Description of the task => Copy out the listing from the line with "Patent image size: (1188, 918)." to the line with "The incoming light", reproducing those lines exactly.

Given data =>
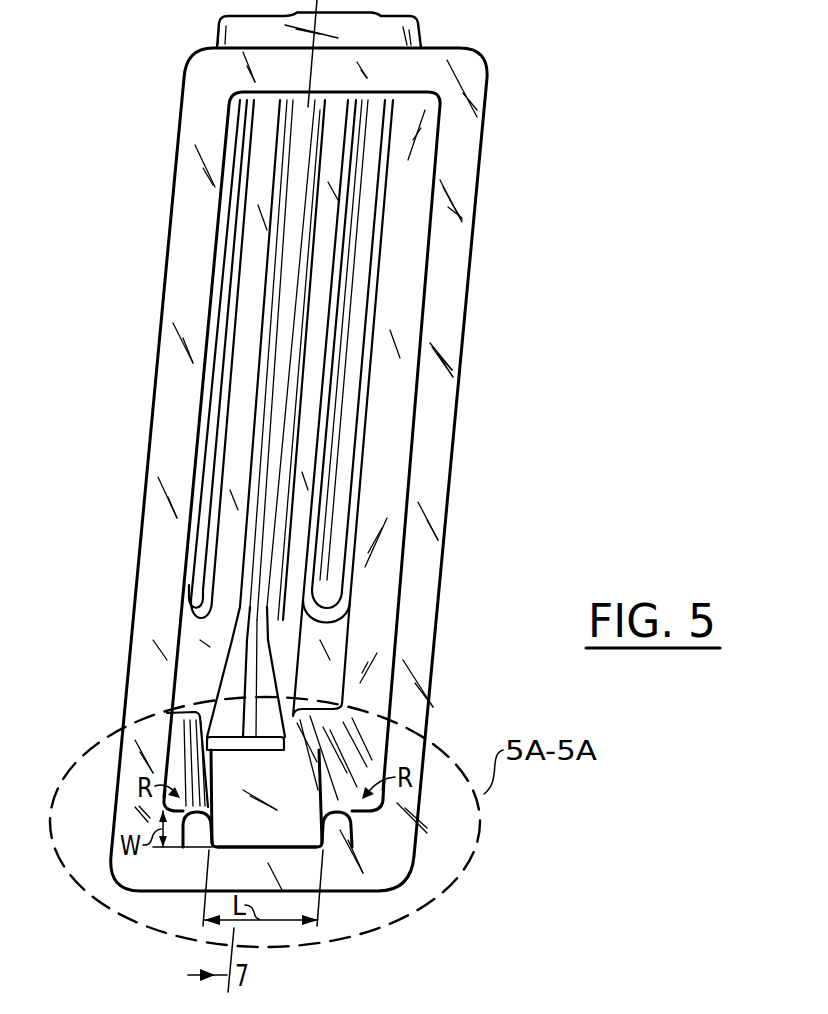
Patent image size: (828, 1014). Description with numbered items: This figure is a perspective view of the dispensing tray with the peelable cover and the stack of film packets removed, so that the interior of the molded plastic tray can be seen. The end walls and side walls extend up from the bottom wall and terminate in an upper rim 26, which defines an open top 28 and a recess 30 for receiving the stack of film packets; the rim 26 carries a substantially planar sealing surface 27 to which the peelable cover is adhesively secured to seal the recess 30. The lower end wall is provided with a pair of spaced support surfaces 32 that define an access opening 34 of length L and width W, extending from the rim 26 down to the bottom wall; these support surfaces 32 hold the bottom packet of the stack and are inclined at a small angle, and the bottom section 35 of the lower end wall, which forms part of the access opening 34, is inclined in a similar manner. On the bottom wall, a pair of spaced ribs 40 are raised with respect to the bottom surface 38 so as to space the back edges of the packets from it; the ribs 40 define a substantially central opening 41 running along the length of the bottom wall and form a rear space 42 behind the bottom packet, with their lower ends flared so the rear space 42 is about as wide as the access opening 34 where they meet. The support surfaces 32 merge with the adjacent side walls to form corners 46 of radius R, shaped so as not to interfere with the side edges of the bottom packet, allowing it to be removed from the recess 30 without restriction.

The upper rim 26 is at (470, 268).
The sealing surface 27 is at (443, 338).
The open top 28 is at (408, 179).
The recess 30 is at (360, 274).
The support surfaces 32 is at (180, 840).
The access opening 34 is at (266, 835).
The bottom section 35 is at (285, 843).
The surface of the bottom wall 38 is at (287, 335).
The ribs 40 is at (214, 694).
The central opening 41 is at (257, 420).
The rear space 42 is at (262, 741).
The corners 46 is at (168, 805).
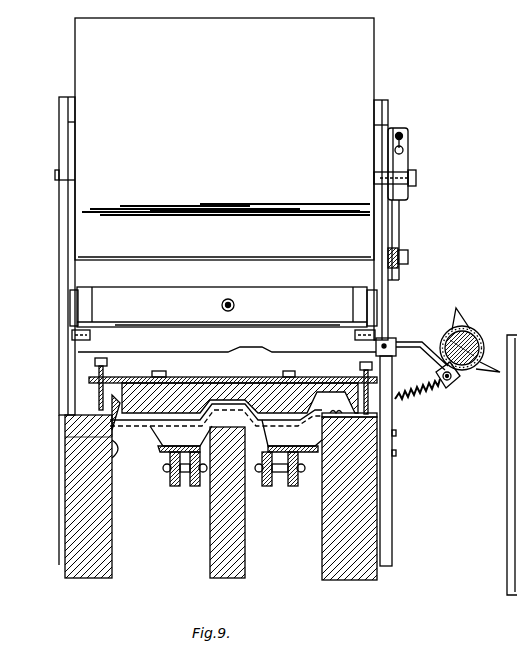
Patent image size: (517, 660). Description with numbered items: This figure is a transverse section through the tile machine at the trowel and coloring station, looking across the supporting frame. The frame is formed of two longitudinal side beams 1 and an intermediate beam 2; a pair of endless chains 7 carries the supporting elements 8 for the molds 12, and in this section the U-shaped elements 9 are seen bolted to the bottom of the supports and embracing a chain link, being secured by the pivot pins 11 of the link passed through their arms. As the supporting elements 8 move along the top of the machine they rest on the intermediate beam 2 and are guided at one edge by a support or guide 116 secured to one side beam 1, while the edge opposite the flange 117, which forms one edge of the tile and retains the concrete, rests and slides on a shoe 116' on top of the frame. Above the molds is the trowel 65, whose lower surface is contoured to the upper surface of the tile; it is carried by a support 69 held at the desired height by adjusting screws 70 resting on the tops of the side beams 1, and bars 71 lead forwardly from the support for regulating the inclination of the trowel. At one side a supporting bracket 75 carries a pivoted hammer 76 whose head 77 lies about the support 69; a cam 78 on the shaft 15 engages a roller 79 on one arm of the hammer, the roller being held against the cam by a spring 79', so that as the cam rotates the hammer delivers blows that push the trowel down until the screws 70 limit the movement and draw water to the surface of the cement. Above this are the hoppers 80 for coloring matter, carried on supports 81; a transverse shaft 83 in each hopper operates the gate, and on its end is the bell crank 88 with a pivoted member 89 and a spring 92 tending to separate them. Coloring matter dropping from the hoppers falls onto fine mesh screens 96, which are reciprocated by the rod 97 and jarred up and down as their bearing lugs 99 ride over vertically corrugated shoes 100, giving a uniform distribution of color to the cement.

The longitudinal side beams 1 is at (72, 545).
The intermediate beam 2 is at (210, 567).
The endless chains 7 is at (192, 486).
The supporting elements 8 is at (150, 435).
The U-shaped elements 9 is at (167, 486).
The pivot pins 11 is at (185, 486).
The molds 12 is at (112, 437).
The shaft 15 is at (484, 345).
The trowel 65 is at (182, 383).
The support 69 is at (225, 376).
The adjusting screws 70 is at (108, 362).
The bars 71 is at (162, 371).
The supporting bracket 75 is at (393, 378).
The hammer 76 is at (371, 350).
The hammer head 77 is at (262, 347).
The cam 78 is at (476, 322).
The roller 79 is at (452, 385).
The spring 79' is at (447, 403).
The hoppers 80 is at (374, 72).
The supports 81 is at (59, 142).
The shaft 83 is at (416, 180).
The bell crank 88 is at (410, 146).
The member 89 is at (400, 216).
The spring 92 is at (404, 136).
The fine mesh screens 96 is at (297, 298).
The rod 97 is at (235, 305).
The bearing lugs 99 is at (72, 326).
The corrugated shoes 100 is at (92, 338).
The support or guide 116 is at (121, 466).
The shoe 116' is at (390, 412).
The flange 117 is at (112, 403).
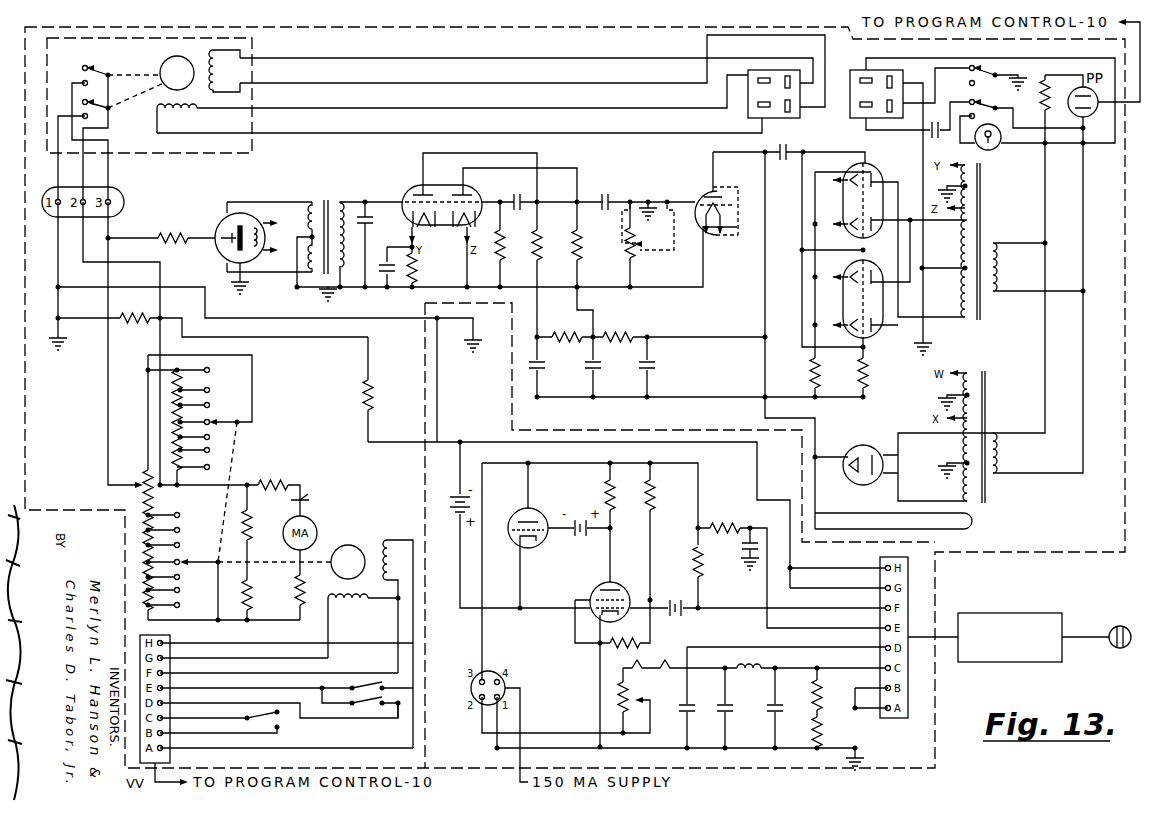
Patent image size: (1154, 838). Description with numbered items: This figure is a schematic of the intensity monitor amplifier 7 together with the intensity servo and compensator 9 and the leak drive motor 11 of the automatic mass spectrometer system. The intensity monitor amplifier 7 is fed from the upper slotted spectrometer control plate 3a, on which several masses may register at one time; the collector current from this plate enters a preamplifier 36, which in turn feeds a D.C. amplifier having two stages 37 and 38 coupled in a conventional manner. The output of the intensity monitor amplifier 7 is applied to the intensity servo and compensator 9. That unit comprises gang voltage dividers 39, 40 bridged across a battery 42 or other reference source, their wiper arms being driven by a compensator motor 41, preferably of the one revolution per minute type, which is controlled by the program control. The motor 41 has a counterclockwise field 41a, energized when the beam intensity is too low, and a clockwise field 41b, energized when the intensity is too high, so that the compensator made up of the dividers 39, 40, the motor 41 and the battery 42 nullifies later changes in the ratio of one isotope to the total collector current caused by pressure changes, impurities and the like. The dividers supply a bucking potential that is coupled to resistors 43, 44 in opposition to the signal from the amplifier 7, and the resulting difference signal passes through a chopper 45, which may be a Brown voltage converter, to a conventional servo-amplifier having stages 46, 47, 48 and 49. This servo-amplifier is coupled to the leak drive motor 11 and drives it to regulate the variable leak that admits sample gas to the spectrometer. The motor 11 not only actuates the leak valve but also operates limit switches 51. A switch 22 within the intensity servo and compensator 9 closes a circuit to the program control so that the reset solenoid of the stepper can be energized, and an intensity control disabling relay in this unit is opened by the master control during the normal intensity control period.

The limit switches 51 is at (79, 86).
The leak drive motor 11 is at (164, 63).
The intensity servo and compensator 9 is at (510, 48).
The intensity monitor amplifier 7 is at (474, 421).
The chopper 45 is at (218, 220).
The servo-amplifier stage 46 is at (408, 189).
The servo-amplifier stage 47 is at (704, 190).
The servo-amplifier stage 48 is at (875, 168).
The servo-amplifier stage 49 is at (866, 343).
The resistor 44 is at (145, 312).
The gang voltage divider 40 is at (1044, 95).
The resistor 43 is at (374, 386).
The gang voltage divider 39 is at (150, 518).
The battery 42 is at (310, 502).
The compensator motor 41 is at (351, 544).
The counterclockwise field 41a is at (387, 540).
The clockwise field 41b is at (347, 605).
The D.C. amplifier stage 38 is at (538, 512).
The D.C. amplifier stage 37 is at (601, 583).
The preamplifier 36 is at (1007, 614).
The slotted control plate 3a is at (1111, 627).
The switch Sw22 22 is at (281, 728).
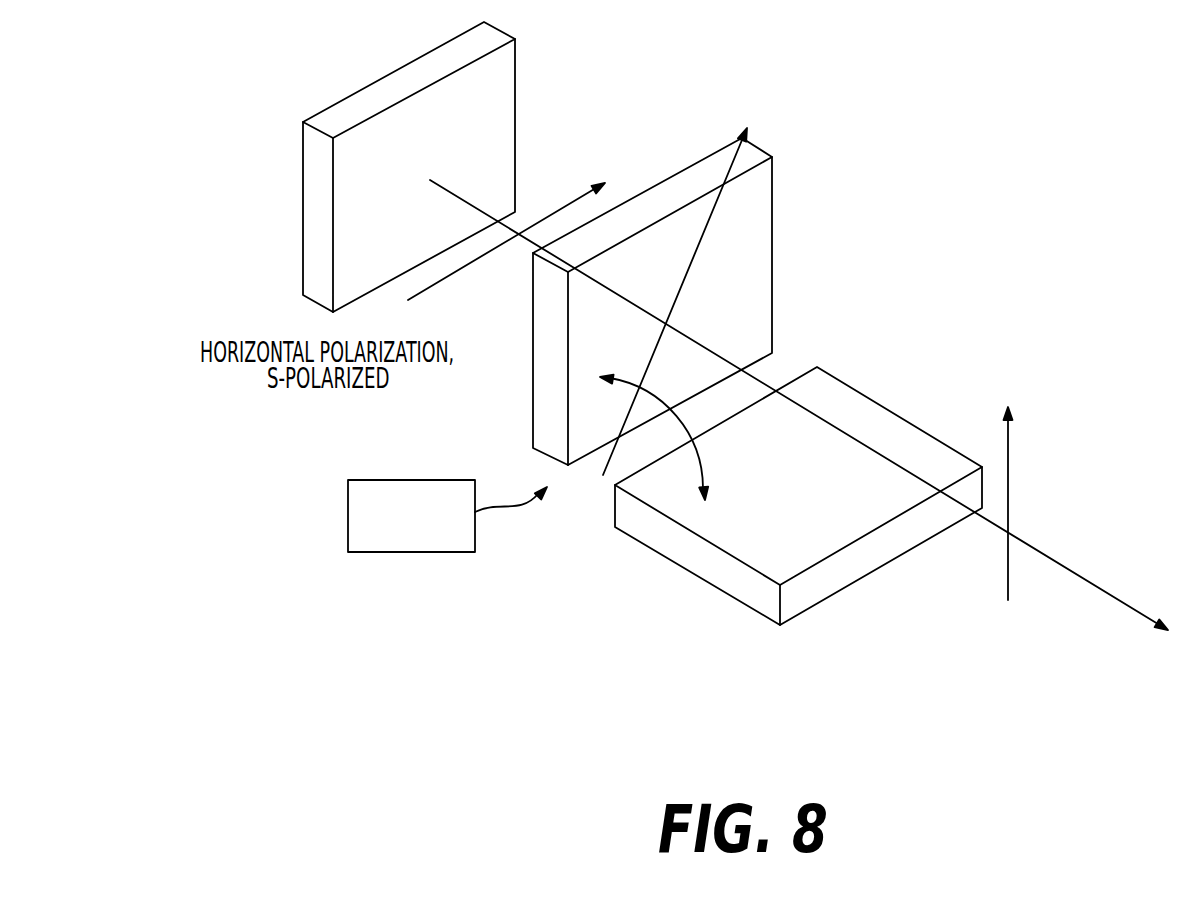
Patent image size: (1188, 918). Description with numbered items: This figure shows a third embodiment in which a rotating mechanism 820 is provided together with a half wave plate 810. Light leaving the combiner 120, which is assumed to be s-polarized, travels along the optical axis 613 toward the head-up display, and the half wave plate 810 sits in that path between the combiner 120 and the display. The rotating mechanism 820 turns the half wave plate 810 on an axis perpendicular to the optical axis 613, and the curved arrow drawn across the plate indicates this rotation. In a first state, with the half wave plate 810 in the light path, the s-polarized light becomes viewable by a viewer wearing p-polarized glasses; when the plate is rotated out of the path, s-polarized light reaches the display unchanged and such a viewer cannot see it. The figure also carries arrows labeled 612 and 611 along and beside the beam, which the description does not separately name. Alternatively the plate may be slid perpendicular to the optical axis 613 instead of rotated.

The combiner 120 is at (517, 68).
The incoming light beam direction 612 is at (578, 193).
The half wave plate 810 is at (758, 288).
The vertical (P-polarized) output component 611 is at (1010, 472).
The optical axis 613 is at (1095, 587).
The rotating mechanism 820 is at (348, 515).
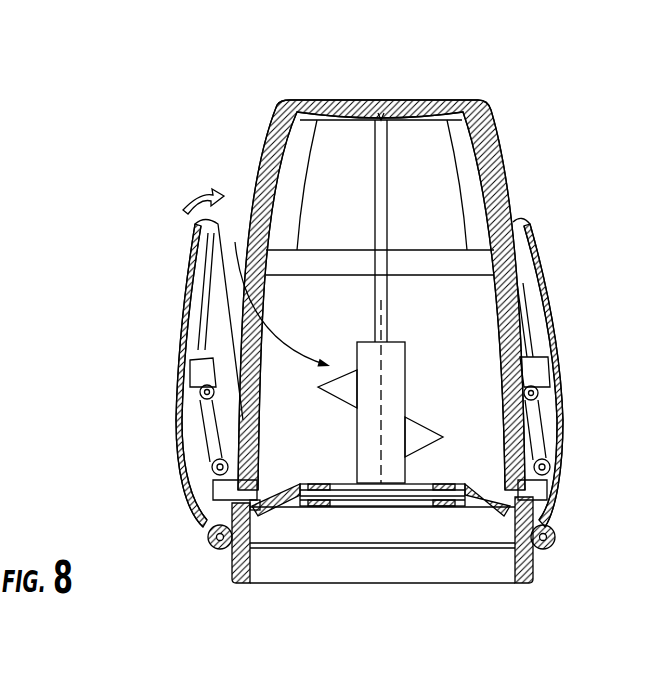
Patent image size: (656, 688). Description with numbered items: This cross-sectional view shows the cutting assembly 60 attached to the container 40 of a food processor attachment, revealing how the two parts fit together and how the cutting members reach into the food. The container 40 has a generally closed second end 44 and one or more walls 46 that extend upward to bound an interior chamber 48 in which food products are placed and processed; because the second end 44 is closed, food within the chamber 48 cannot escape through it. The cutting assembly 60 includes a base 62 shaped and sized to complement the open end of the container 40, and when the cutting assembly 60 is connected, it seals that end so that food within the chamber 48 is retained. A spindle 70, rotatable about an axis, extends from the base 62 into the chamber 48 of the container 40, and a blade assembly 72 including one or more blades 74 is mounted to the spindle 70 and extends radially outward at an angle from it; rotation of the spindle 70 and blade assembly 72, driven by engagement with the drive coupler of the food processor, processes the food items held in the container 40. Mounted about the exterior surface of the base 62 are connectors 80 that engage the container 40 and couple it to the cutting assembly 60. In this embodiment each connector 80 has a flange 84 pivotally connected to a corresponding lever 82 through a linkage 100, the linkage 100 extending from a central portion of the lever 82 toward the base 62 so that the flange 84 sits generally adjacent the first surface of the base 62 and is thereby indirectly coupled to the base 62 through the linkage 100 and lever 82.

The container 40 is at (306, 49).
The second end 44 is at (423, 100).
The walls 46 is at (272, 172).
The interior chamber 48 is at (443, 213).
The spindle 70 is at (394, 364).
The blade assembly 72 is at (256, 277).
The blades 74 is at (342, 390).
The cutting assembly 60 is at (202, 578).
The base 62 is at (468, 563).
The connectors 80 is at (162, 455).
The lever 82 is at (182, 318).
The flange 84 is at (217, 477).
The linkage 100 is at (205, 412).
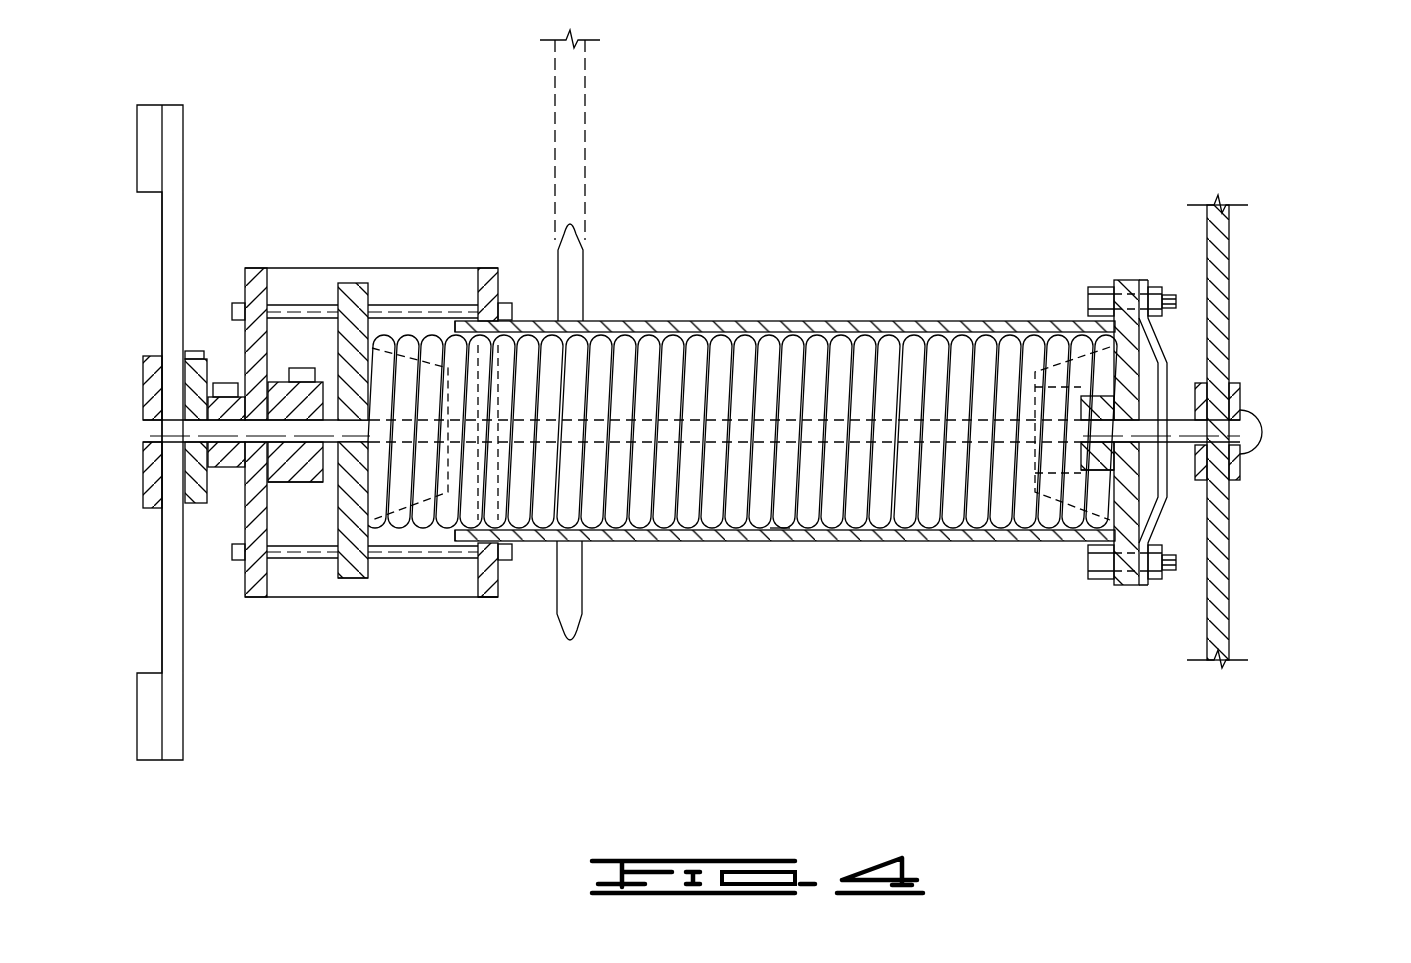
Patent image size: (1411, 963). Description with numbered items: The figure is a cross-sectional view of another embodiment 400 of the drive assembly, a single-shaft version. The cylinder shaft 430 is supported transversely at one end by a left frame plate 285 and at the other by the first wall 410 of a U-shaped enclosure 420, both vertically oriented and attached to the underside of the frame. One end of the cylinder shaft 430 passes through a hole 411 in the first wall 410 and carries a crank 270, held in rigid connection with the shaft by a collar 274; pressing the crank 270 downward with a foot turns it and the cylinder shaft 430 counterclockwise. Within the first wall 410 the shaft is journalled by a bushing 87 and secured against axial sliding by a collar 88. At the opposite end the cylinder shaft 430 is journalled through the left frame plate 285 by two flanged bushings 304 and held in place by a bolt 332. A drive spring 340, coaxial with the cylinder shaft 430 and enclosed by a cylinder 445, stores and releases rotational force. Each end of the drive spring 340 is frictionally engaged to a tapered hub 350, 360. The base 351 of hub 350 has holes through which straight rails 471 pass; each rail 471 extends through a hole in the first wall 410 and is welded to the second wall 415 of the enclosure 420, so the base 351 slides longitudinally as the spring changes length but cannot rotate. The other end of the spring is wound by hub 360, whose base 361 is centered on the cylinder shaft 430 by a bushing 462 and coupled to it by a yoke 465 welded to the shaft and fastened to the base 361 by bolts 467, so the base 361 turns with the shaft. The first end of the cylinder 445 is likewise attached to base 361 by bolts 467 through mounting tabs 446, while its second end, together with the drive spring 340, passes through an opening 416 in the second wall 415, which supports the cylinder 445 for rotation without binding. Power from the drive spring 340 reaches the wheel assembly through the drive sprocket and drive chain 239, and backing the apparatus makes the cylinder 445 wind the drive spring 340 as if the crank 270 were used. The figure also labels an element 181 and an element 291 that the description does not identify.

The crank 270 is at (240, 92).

Task response =>
Patent image size: (1188, 918). Description with numbered items: This figure shows a third embodiment in which a rotating mechanism 820 is provided together with a half wave plate 810. Light leaving the combiner 120, which is assumed to be s-polarized, travels along the optical axis 613 toward the head-up display, and the half wave plate 810 sits in that path between the combiner 120 and the display. The rotating mechanism 820 turns the half wave plate 810 on an axis perpendicular to the optical axis 613, and the curved arrow drawn across the plate indicates this rotation. In a first state, with the half wave plate 810 in the light path, the s-polarized light becomes viewable by a viewer wearing p-polarized glasses; when the plate is rotated out of the path, s-polarized light reaches the display unchanged and such a viewer cannot see it. The figure also carries arrows labeled 612 and 611 along and beside the beam, which the description does not separately name. Alternatively the plate may be slid perpendicular to the optical axis 613 instead of rotated.

The combiner 120 is at (517, 68).
The incoming light beam direction 612 is at (578, 193).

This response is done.